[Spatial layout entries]
--- START ---

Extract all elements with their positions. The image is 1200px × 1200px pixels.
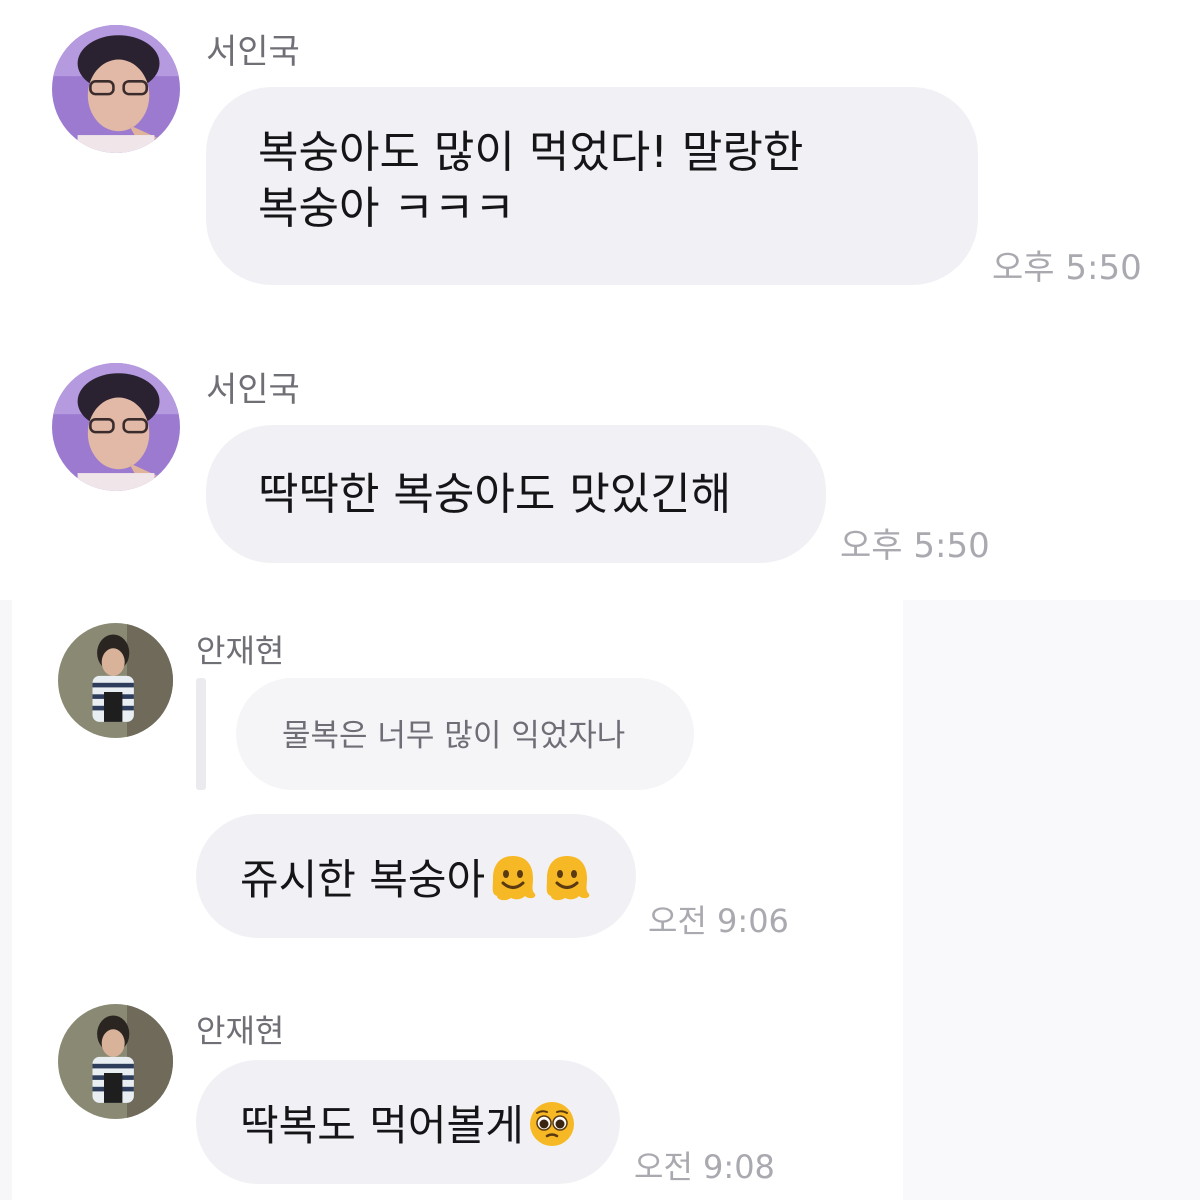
message-time: 오후 5:50 [992, 248, 1142, 288]
message-time: 오전 9:08 [634, 1148, 775, 1186]
message-time: 오전 9:06 [648, 902, 789, 940]
message-text: 딱복도 먹어볼게 [240, 1101, 524, 1150]
pleading-face-emoji [526, 1098, 578, 1162]
panel-divider-strip [0, 600, 12, 1200]
reply-quote-bubble[interactable]: 물복은 너무 많이 익었자나 [236, 678, 694, 790]
message-bubble[interactable]: 딱딱한 복숭아도 맛있긴해 [206, 425, 826, 563]
reply-quote-text: 물복은 너무 많이 익었자나 [282, 718, 626, 754]
sender-name: 안재현 [196, 632, 285, 670]
message-time: 오후 5:50 [840, 526, 990, 566]
message-text: 복숭아도 많이 먹었다! 말랑한 복숭아 ㅋㅋㅋ [258, 127, 804, 234]
message-bubble[interactable]: 쥬시한 복숭아 [196, 814, 636, 938]
sender-name: 서인국 [206, 32, 300, 72]
sender-name: 안재현 [196, 1012, 285, 1050]
message-text: 딱딱한 복숭아도 맛있긴해 [258, 469, 732, 520]
melting-face-emoji [541, 852, 593, 916]
avatar[interactable] [58, 623, 173, 738]
avatar[interactable] [52, 363, 180, 491]
panel-side-area [903, 600, 1200, 1200]
message-text: 쥬시한 복숭아 [240, 855, 486, 904]
reply-quote-bar [196, 678, 206, 790]
avatar[interactable] [52, 25, 180, 153]
avatar[interactable] [58, 1004, 173, 1119]
message-bubble[interactable]: 딱복도 먹어볼게 [196, 1060, 620, 1184]
message-bubble[interactable]: 복숭아도 많이 먹었다! 말랑한 복숭아 ㅋㅋㅋ [206, 87, 978, 285]
melting-face-emoji [487, 852, 539, 916]
sender-name: 서인국 [206, 370, 300, 410]
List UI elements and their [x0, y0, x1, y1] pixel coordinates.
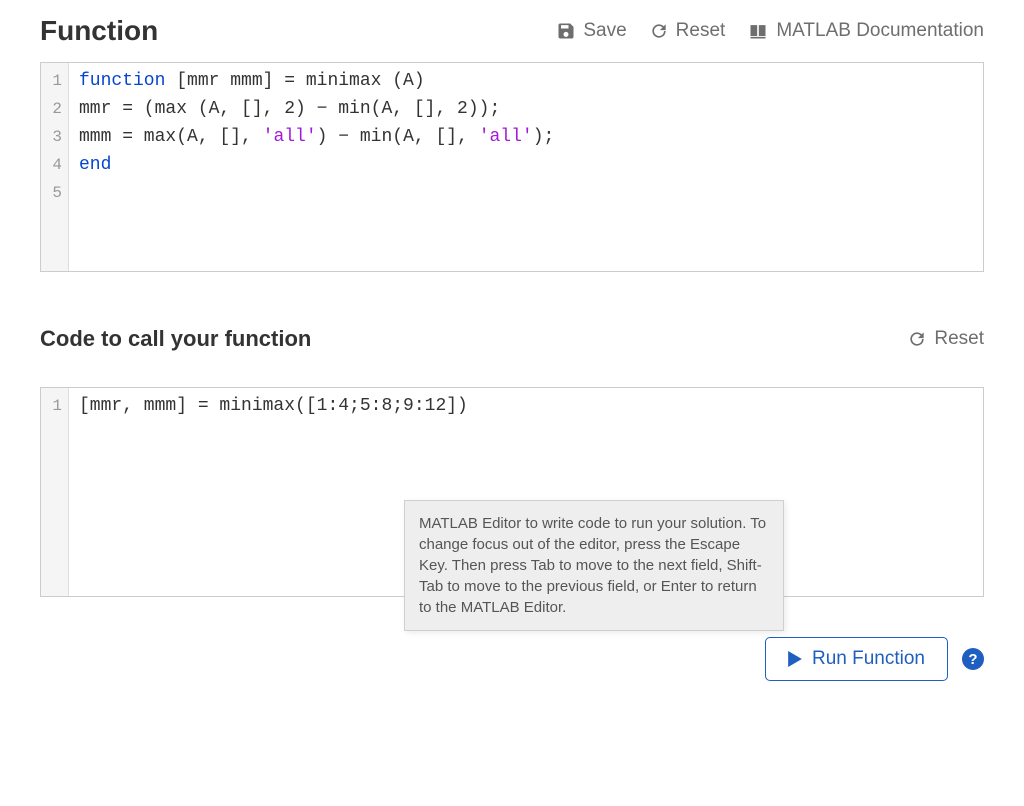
line-number: 1 [47, 392, 62, 420]
code-line: end [79, 151, 973, 179]
function-editor[interactable]: 1 2 3 4 5 function [mmr mmm] = minimax (… [40, 62, 984, 272]
save-button[interactable]: Save [556, 20, 626, 42]
function-header: Function Save Reset MATLAB Documentation [40, 15, 984, 47]
line-number: 3 [47, 123, 62, 151]
reset-button[interactable]: Reset [649, 20, 726, 42]
line-number: 1 [47, 67, 62, 95]
function-toolbar: Save Reset MATLAB Documentation [556, 20, 984, 42]
save-label: Save [583, 20, 626, 42]
save-icon [556, 21, 576, 41]
function-title: Function [40, 15, 158, 47]
line-number: 2 [47, 95, 62, 123]
code-body[interactable]: [mmr, mmm] = minimax([1:4;5:8;9:12]) MAT… [69, 388, 983, 596]
reset-icon [649, 21, 669, 41]
run-function-button[interactable]: Run Function [765, 637, 948, 681]
code-text: [mmr mmm] = minimax (A) [165, 71, 424, 91]
caller-editor[interactable]: 1 [mmr, mmm] = minimax([1:4;5:8;9:12]) M… [40, 387, 984, 597]
keyword: function [79, 71, 165, 91]
code-text: ) − min(A, [], [317, 127, 479, 147]
string-literal: 'all' [263, 127, 317, 147]
caller-reset-label: Reset [934, 328, 984, 350]
code-line: mmm = max(A, [], 'all') − min(A, [], 'al… [79, 123, 973, 151]
editor-gutter: 1 2 3 4 5 [41, 63, 69, 271]
help-button[interactable]: ? [962, 648, 984, 670]
line-number: 4 [47, 151, 62, 179]
code-text: ); [533, 127, 555, 147]
editor-tooltip: MATLAB Editor to write code to run your … [404, 500, 784, 631]
caller-header: Code to call your function Reset [40, 326, 984, 352]
caller-toolbar: Reset [907, 328, 984, 350]
docs-button[interactable]: MATLAB Documentation [747, 20, 984, 42]
docs-label: MATLAB Documentation [776, 20, 984, 42]
code-line: [mmr, mmm] = minimax([1:4;5:8;9:12]) [79, 392, 973, 420]
bottom-bar: Run Function ? [40, 637, 984, 681]
caller-reset-button[interactable]: Reset [907, 328, 984, 350]
code-line: mmr = (max (A, [], 2) − min(A, [], 2)); [79, 95, 973, 123]
editor-gutter: 1 [41, 388, 69, 596]
caller-title: Code to call your function [40, 326, 311, 352]
run-label: Run Function [812, 648, 925, 670]
reset-icon [907, 329, 927, 349]
keyword: end [79, 155, 111, 175]
reset-label: Reset [676, 20, 726, 42]
code-body[interactable]: function [mmr mmm] = minimax (A)mmr = (m… [69, 63, 983, 271]
code-line: function [mmr mmm] = minimax (A) [79, 67, 973, 95]
code-text: mmm = max(A, [], [79, 127, 263, 147]
string-literal: 'all' [479, 127, 533, 147]
play-icon [788, 651, 802, 667]
line-number: 5 [47, 179, 62, 207]
book-icon [747, 21, 769, 41]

--- END ---

__EXERCISE PROMPT__:
Could you edit the material from its first line up to and including the line with "List UI elements", replacing "sender-name" with "author-name", leaving everything else unchanged and omitting the pictures?

__EXERCISE ANSWER__:
Extract all elements with their positions. The image is 1200px × 1200px pixels.
message-time: 오후 5:50 [992, 248, 1142, 288]
message-time: 오전 9:08 [634, 1148, 775, 1186]
message-time: 오전 9:06 [648, 902, 789, 940]
message-text: 딱복도 먹어볼게 [240, 1101, 524, 1150]
pleading-face-emoji [526, 1098, 578, 1162]
panel-divider-strip [0, 600, 12, 1200]
reply-quote-bubble[interactable]: 물복은 너무 많이 익었자나 [236, 678, 694, 790]
message-bubble[interactable]: 딱딱한 복숭아도 맛있긴해 [206, 425, 826, 563]
reply-quote-text: 물복은 너무 많이 익었자나 [282, 718, 626, 754]
author-name: 안재현 [196, 632, 285, 670]
message-time: 오후 5:50 [840, 526, 990, 566]
message-text: 복숭아도 많이 먹었다! 말랑한 복숭아 ㅋㅋㅋ [258, 127, 804, 234]
message-bubble[interactable]: 쥬시한 복숭아 [196, 814, 636, 938]
author-name: 서인국 [206, 32, 300, 72]
author-name: 안재현 [196, 1012, 285, 1050]
message-text: 딱딱한 복숭아도 맛있긴해 [258, 469, 732, 520]
melting-face-emoji [541, 852, 593, 916]
avatar[interactable] [58, 623, 173, 738]
avatar[interactable] [52, 363, 180, 491]
panel-side-area [903, 600, 1200, 1200]
message-text: 쥬시한 복숭아 [240, 855, 486, 904]
reply-quote-bar [196, 678, 206, 790]
avatar[interactable] [52, 25, 180, 153]
avatar[interactable] [58, 1004, 173, 1119]
message-bubble[interactable]: 딱복도 먹어볼게 [196, 1060, 620, 1184]
message-bubble[interactable]: 복숭아도 많이 먹었다! 말랑한 복숭아 ㅋㅋㅋ [206, 87, 978, 285]
melting-face-emoji [487, 852, 539, 916]
author-name: 서인국 [206, 370, 300, 410]
List UI elements and their [x0, y0, x1, y1] pixel coordinates.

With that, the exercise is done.